Exercise aim ->
In the material below, list every line carrying the string "several".

Data lines ->

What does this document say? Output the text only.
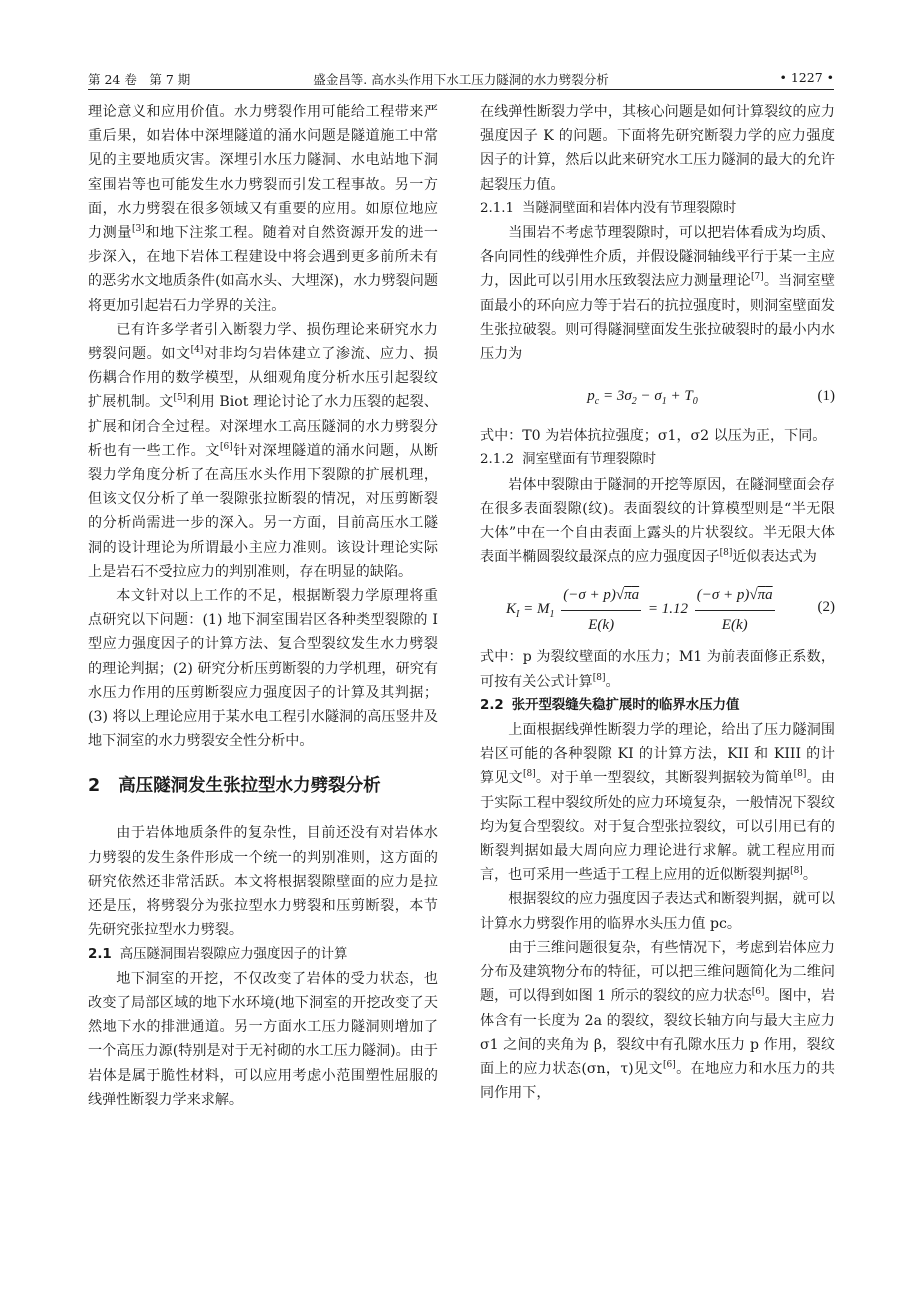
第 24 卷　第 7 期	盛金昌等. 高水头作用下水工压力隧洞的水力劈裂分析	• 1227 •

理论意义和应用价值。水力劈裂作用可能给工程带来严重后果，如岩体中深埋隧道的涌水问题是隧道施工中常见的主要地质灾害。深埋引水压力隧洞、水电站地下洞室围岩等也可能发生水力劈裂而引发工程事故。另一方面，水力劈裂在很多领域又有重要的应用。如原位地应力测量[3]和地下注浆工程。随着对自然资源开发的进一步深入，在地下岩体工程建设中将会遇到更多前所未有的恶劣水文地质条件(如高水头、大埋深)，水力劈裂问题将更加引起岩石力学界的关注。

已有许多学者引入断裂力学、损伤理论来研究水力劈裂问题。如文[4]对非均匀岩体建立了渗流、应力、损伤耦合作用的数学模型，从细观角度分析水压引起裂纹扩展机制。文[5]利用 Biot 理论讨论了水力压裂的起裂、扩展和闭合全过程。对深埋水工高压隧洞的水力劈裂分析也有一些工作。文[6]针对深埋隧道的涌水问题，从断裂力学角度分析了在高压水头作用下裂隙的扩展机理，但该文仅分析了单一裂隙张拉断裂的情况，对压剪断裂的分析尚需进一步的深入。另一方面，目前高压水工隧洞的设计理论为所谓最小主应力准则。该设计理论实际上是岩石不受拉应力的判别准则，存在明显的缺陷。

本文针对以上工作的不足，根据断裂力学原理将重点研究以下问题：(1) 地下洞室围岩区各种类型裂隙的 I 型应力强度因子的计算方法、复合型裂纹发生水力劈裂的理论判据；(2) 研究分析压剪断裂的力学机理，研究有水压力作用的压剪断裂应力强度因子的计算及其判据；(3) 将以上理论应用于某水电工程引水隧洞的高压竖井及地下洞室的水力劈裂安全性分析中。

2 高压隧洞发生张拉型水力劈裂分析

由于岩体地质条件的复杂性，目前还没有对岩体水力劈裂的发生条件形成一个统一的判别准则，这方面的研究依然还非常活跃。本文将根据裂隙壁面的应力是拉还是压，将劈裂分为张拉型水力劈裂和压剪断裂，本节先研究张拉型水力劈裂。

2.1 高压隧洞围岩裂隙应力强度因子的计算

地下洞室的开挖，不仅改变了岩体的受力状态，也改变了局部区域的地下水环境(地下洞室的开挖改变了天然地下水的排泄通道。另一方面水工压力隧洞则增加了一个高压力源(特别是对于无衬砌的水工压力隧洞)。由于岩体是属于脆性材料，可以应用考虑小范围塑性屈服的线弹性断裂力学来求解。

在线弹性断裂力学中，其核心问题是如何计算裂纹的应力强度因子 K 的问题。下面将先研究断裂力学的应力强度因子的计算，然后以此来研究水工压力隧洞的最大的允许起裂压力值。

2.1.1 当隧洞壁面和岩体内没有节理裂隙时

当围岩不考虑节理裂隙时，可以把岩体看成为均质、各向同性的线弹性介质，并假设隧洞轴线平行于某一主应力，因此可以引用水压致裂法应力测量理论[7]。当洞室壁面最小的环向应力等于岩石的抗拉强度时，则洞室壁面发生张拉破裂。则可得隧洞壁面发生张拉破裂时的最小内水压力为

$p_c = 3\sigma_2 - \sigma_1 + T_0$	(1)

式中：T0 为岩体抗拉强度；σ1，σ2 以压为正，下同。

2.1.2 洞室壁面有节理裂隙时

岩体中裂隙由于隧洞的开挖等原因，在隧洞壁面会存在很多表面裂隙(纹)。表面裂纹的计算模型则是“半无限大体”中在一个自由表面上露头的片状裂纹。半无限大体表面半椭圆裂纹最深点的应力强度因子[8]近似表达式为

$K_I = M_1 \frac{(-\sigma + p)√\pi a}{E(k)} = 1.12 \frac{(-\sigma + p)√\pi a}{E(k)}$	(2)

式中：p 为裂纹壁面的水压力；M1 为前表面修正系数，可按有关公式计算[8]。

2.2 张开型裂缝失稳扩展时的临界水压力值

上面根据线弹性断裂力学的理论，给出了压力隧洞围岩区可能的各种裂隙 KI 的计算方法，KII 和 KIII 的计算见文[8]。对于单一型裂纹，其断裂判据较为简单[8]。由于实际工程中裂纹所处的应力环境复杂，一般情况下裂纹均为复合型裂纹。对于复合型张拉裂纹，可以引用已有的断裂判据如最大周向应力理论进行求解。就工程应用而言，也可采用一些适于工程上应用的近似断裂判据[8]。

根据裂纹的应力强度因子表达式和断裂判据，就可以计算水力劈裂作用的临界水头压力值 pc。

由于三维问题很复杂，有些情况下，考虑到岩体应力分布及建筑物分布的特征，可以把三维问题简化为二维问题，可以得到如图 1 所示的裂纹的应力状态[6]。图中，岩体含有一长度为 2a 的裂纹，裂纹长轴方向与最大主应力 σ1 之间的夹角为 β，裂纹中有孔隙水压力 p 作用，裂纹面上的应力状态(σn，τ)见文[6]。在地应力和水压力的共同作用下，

--

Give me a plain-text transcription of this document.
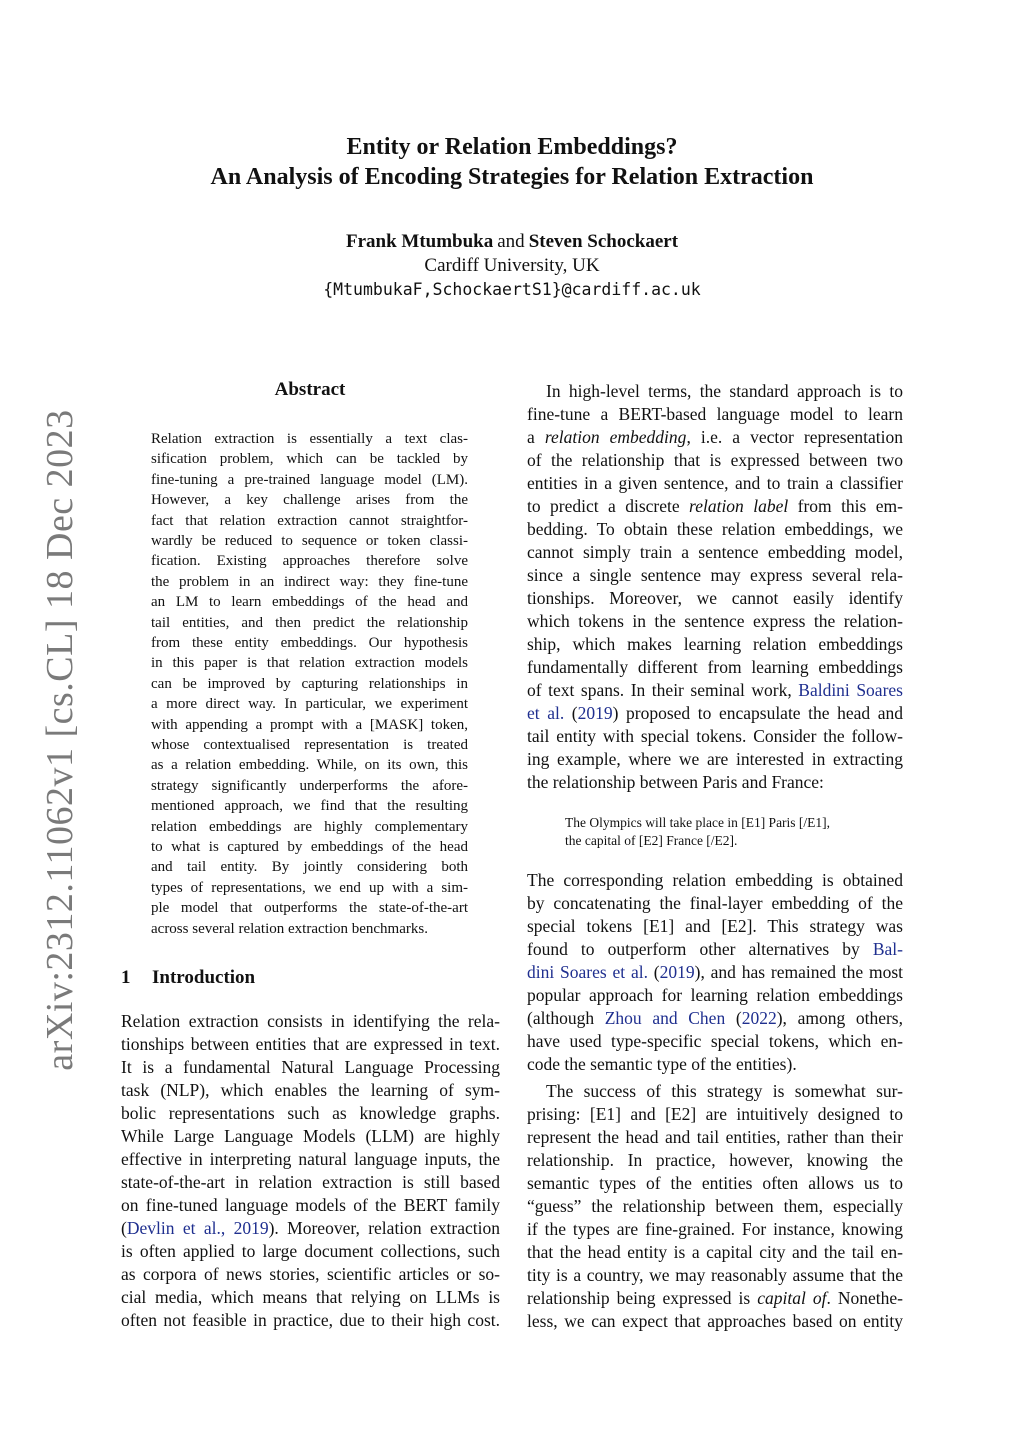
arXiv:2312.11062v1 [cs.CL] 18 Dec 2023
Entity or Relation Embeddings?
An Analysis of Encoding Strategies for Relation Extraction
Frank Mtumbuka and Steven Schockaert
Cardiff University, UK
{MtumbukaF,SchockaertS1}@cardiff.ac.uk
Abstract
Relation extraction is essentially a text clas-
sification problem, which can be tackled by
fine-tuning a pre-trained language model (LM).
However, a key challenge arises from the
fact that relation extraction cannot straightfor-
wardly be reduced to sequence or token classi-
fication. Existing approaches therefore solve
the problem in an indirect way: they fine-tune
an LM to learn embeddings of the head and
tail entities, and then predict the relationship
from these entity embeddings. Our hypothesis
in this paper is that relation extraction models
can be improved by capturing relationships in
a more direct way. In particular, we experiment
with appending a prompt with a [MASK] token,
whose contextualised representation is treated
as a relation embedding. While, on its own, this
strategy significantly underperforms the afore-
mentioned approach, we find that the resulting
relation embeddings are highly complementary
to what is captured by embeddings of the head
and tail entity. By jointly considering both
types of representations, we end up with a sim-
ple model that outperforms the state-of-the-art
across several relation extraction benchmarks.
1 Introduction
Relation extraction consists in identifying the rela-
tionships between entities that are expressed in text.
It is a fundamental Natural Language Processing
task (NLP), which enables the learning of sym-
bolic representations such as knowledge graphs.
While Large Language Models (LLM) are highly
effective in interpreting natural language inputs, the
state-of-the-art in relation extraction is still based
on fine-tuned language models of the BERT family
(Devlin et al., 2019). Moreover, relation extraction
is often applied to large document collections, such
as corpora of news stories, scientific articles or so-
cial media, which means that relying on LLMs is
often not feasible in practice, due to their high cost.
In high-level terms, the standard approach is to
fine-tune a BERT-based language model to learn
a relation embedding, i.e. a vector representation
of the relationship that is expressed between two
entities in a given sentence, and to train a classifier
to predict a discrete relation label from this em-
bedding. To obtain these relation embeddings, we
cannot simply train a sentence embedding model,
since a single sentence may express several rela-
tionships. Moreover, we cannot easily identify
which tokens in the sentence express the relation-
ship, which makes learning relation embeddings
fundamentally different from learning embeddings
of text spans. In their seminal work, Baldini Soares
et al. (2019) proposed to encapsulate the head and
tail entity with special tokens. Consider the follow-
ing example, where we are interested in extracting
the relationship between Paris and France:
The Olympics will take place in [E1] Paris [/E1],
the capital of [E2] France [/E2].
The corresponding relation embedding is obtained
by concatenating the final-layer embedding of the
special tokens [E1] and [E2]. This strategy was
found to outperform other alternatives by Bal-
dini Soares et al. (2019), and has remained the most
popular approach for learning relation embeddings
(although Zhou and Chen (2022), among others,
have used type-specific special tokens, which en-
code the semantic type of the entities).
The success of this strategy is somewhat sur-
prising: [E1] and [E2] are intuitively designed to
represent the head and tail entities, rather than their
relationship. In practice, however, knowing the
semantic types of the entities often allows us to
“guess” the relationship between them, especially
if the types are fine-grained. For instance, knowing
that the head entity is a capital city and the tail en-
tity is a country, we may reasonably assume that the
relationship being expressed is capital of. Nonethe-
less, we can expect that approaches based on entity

The reply ->
across several relation extraction benchmarks.
since a single sentence may express several rela-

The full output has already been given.